PROBLEM DESCRIPTION — Quote, verbatim, all material below, without pictures.

[Data listing]

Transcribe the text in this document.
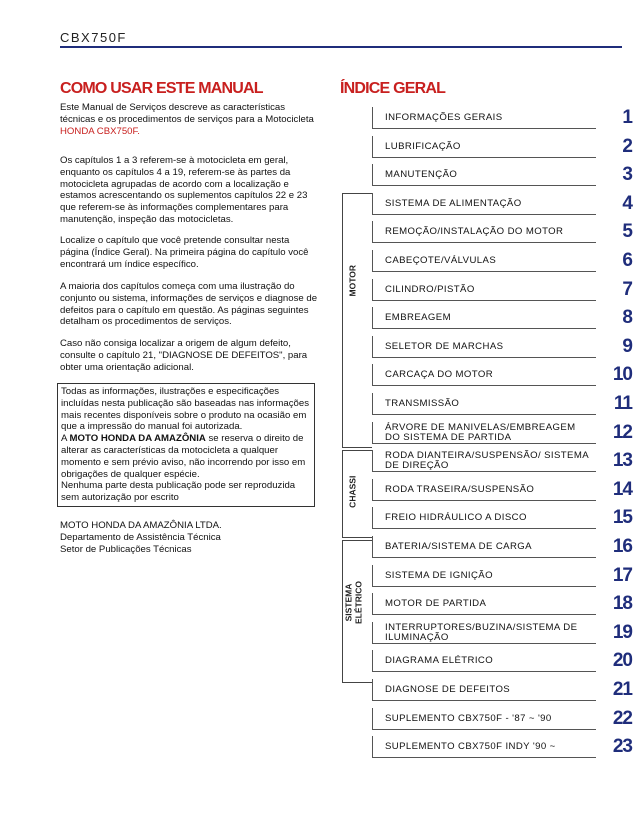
CBX750F
COMO USAR ESTE MANUAL

Este Manual de Serviços descreve as características técnicas e os procedimentos de serviços para a Motocicleta HONDA CBX750F.

Os capítulos 1 a 3 referem-se à motocicleta em geral, enquanto os capítulos 4 a 19, referem-se às partes da motocicleta agrupadas de acordo com a localização e estamos acrescentando os suplementos capítulos 22 e 23 que referem-se às informações complementares para manutenção, inspeção das motocicletas.

Localize o capítulo que você pretende consultar nesta página (Índice Geral). Na primeira página do capítulo você encontrará um índice específico.

A maioria dos capítulos começa com uma ilustração do conjunto ou sistema, informações de serviços e diagnose de defeitos para o capítulo em questão. As páginas seguintes detalham os procedimentos de serviços.

Caso não consiga localizar a origem de algum defeito, consulte o capítulo 21, "DIAGNOSE DE DEFEITOS", para obter uma orientação adicional.

Todas as informações, ilustrações e especificações incluídas nesta publicação são baseadas nas informações mais recentes disponíveis sobre o produto na ocasião em que a impressão do manual foi autorizada.
A MOTO HONDA DA AMAZÔNIA se reserva o direito de alterar as características da motocicleta a qualquer momento e sem prévio aviso, não incorrendo por isso em obrigações de qualquer espécie.
Nenhuma parte desta publicação pode ser reproduzida sem autorização por escrito
MOTO HONDA DA AMAZÔNIA LTDA.
Departamento de Assistência Técnica
Setor de Publicações Técnicas
ÍNDICE GERAL
MOTOR
CHASSI
SISTEMA
ELÉTRICO
INFORMAÇÕES GERAIS	1
LUBRIFICAÇÃO	2
MANUTENÇÃO	3
SISTEMA DE ALIMENTAÇÃO	4
REMOÇÃO/INSTALAÇÃO DO MOTOR	5
CABEÇOTE/VÁLVULAS	6
CILINDRO/PISTÃO	7
EMBREAGEM	8
SELETOR DE MARCHAS	9
CARCAÇA DO MOTOR	10
TRANSMISSÃO	11
ÁRVORE DE MANIVELAS/EMBREAGEM DO SISTEMA DE PARTIDA	12
RODA DIANTEIRA/SUSPENSÃO/ SISTEMA DE DIREÇÃO	13
RODA TRASEIRA/SUSPENSÃO	14
FREIO HIDRÁULICO A DISCO	15
BATERIA/SISTEMA DE CARGA	16
SISTEMA DE IGNIÇÃO	17
MOTOR DE PARTIDA	18
INTERRUPTORES/BUZINA/SISTEMA DE ILUMINAÇÃO	19
DIAGRAMA ELÉTRICO	20
DIAGNOSE DE DEFEITOS	21
SUPLEMENTO CBX750F - '87 ~ '90	22
SUPLEMENTO CBX750F INDY '90 ~	23
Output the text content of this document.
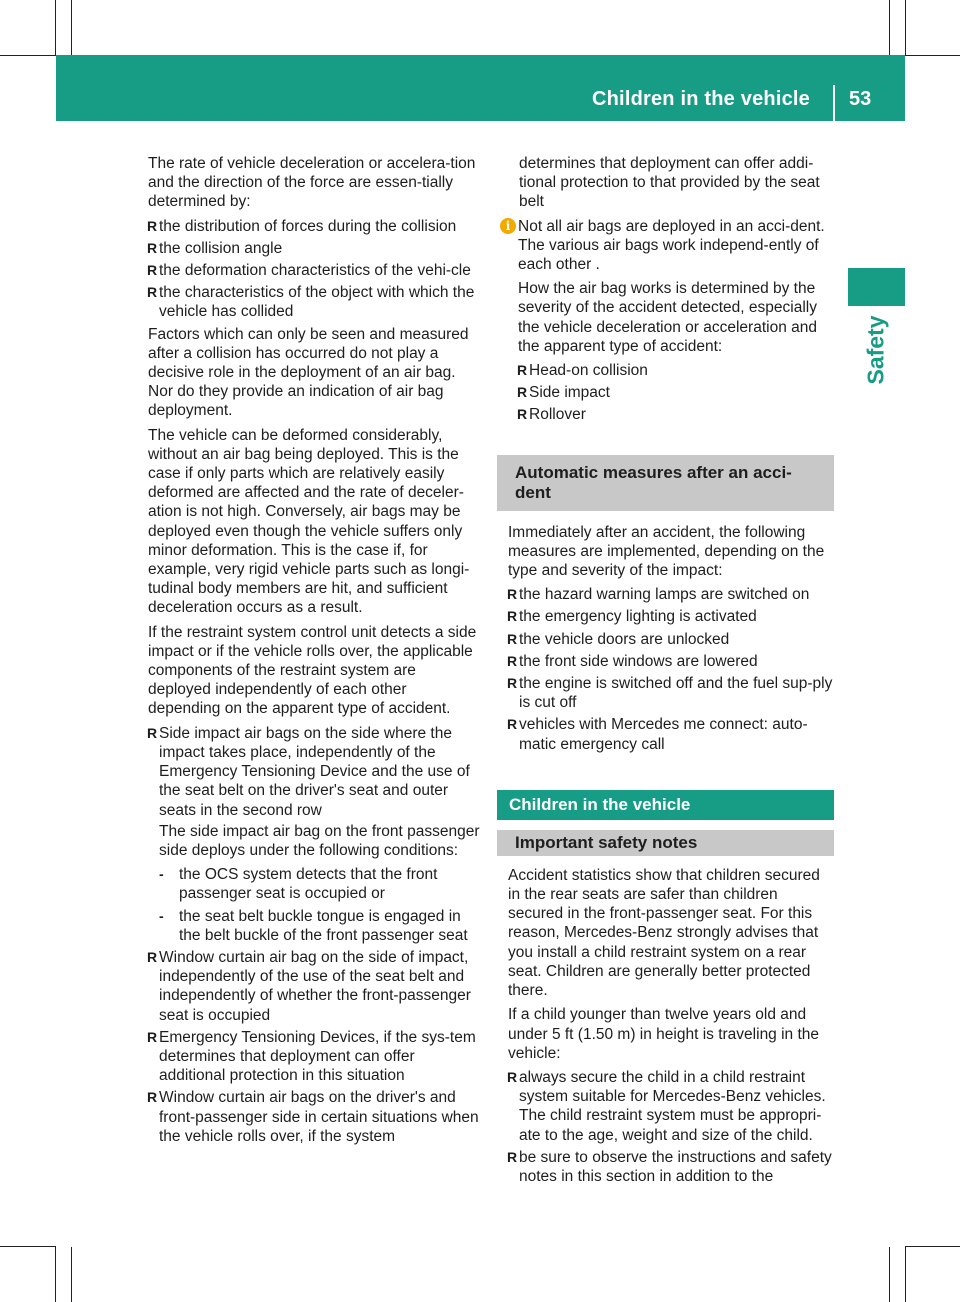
Children in the vehicle 53
Safety

The rate of vehicle deceleration or accelera-tion and the direction of the force are essen-tially determined by:

R the distribution of forces during the collision
R the collision angle
R the deformation characteristics of the vehi-cle
R the characteristics of the object with which the vehicle has collided

Factors which can only be seen and measured after a collision has occurred do not play a decisive role in the deployment of an air bag. Nor do they provide an indication of air bag deployment.

The vehicle can be deformed considerably, without an air bag being deployed. This is the case if only parts which are relatively easily deformed are affected and the rate of deceler-ation is not high. Conversely, air bags may be deployed even though the vehicle suffers only minor deformation. This is the case if, for example, very rigid vehicle parts such as longi-tudinal body members are hit, and sufficient deceleration occurs as a result.

If the restraint system control unit detects a side impact or if the vehicle rolls over, the applicable components of the restraint system are deployed independently of each other depending on the apparent type of accident.

R Side impact air bags on the side where the impact takes place, independently of the Emergency Tensioning Device and the use of the seat belt on the driver's seat and outer seats in the second row
The side impact air bag on the front passenger side deploys under the following conditions:
- the OCS system detects that the front passenger seat is occupied or
- the seat belt buckle tongue is engaged in the belt buckle of the front passenger seat
R Window curtain air bag on the side of impact, independently of the use of the seat belt and independently of whether the front-passenger seat is occupied
R Emergency Tensioning Devices, if the sys-tem determines that deployment can offer additional protection in this situation
R Window curtain air bags on the driver's and front-passenger side in certain situations when the vehicle rolls over, if the system

determines that deployment can offer addi-tional protection to that provided by the seat belt

i Not all air bags are deployed in an acci-dent. The various air bags work independ-ently of each other .

How the air bag works is determined by the severity of the accident detected, especially the vehicle deceleration or acceleration and the apparent type of accident:

R Head-on collision
R Side impact
R Rollover
Automatic measures after an acci-dent

Immediately after an accident, the following measures are implemented, depending on the type and severity of the impact:

R the hazard warning lamps are switched on
R the emergency lighting is activated
R the vehicle doors are unlocked
R the front side windows are lowered
R the engine is switched off and the fuel sup-ply is cut off
R vehicles with Mercedes me connect: auto-matic emergency call
Children in the vehicle
Important safety notes

Accident statistics show that children secured in the rear seats are safer than children secured in the front-passenger seat. For this reason, Mercedes-Benz strongly advises that you install a child restraint system on a rear seat. Children are generally better protected there.

If a child younger than twelve years old and under 5 ft (1.50 m) in height is traveling in the vehicle:

R always secure the child in a child restraint system suitable for Mercedes-Benz vehicles. The child restraint system must be appropri-ate to the age, weight and size of the child.
R be sure to observe the instructions and safety notes in this section in addition to the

RESULT BELOW —
Transcribe the text in this document.
CBX750F
COMO USAR ESTE MANUAL

Este Manual de Serviços descreve as características técnicas e os procedimentos de serviços para a Motocicleta HONDA CBX750F.

Os capítulos 1 a 3 referem-se à motocicleta em geral, enquanto os capítulos 4 a 19, referem-se às partes da motocicleta agrupadas de acordo com a localização e estamos acrescentando os suplementos capítulos 22 e 23 que referem-se às informações complementares para manutenção, inspeção das motocicletas.

Localize o capítulo que você pretende consultar nesta página (Índice Geral). Na primeira página do capítulo você encontrará um índice específico.

A maioria dos capítulos começa com uma ilustração do conjunto ou sistema, informações de serviços e diagnose de defeitos para o capítulo em questão. As páginas seguintes detalham os procedimentos de serviços.

Caso não consiga localizar a origem de algum defeito, consulte o capítulo 21, "DIAGNOSE DE DEFEITOS", para obter uma orientação adicional.

Todas as informações, ilustrações e especificações incluídas nesta publicação são baseadas nas informações mais recentes disponíveis sobre o produto na ocasião em que a impressão do manual foi autorizada.
A MOTO HONDA DA AMAZÔNIA se reserva o direito de alterar as características da motocicleta a qualquer momento e sem prévio aviso, não incorrendo por isso em obrigações de qualquer espécie.
Nenhuma parte desta publicação pode ser reproduzida sem autorização por escrito
MOTO HONDA DA AMAZÔNIA LTDA.
Departamento de Assistência Técnica
Setor de Publicações Técnicas
ÍNDICE GERAL
MOTOR
CHASSI
SISTEMA
ELÉTRICO
INFORMAÇÕES GERAIS	1
LUBRIFICAÇÃO	2
MANUTENÇÃO	3
SISTEMA DE ALIMENTAÇÃO	4
REMOÇÃO/INSTALAÇÃO DO MOTOR	5
CABEÇOTE/VÁLVULAS	6
CILINDRO/PISTÃO	7
EMBREAGEM	8
SELETOR DE MARCHAS	9
CARCAÇA DO MOTOR	10
TRANSMISSÃO	11
ÁRVORE DE MANIVELAS/EMBREAGEM DO SISTEMA DE PARTIDA	12
RODA DIANTEIRA/SUSPENSÃO/ SISTEMA DE DIREÇÃO	13
RODA TRASEIRA/SUSPENSÃO	14
FREIO HIDRÁULICO A DISCO	15
BATERIA/SISTEMA DE CARGA	16
SISTEMA DE IGNIÇÃO	17
MOTOR DE PARTIDA	18
INTERRUPTORES/BUZINA/SISTEMA DE ILUMINAÇÃO	19
DIAGRAMA ELÉTRICO	20
DIAGNOSE DE DEFEITOS	21
SUPLEMENTO CBX750F - '87 ~ '90	22
SUPLEMENTO CBX750F INDY '90 ~	23
Output the text content of this document.
Children in the vehicle 53
Safety

The rate of vehicle deceleration or accelera-tion and the direction of the force are essen-tially determined by:

R the distribution of forces during the collision
R the collision angle
R the deformation characteristics of the vehi-cle
R the characteristics of the object with which the vehicle has collided

Factors which can only be seen and measured after a collision has occurred do not play a decisive role in the deployment of an air bag. Nor do they provide an indication of air bag deployment.

The vehicle can be deformed considerably, without an air bag being deployed. This is the case if only parts which are relatively easily deformed are affected and the rate of deceler-ation is not high. Conversely, air bags may be deployed even though the vehicle suffers only minor deformation. This is the case if, for example, very rigid vehicle parts such as longi-tudinal body members are hit, and sufficient deceleration occurs as a result.

If the restraint system control unit detects a side impact or if the vehicle rolls over, the applicable components of the restraint system are deployed independently of each other depending on the apparent type of accident.

R Side impact air bags on the side where the impact takes place, independently of the Emergency Tensioning Device and the use of the seat belt on the driver's seat and outer seats in the second row
The side impact air bag on the front passenger side deploys under the following conditions:
- the OCS system detects that the front passenger seat is occupied or
- the seat belt buckle tongue is engaged in the belt buckle of the front passenger seat
R Window curtain air bag on the side of impact, independently of the use of the seat belt and independently of whether the front-passenger seat is occupied
R Emergency Tensioning Devices, if the sys-tem determines that deployment can offer additional protection in this situation
R Window curtain air bags on the driver's and front-passenger side in certain situations when the vehicle rolls over, if the system

determines that deployment can offer addi-tional protection to that provided by the seat belt

i Not all air bags are deployed in an acci-dent. The various air bags work independ-ently of each other .

How the air bag works is determined by the severity of the accident detected, especially the vehicle deceleration or acceleration and the apparent type of accident:

R Head-on collision
R Side impact
R Rollover
Automatic measures after an acci-dent

Immediately after an accident, the following measures are implemented, depending on the type and severity of the impact:

R the hazard warning lamps are switched on
R the emergency lighting is activated
R the vehicle doors are unlocked
R the front side windows are lowered
R the engine is switched off and the fuel sup-ply is cut off
R vehicles with Mercedes me connect: auto-matic emergency call
Children in the vehicle
Important safety notes

Accident statistics show that children secured in the rear seats are safer than children secured in the front-passenger seat. For this reason, Mercedes-Benz strongly advises that you install a child restraint system on a rear seat. Children are generally better protected there.

If a child younger than twelve years old and under 5 ft (1.50 m) in height is traveling in the vehicle:

R always secure the child in a child restraint system suitable for Mercedes-Benz vehicles. The child restraint system must be appropri-ate to the age, weight and size of the child.
R be sure to observe the instructions and safety notes in this section in addition to the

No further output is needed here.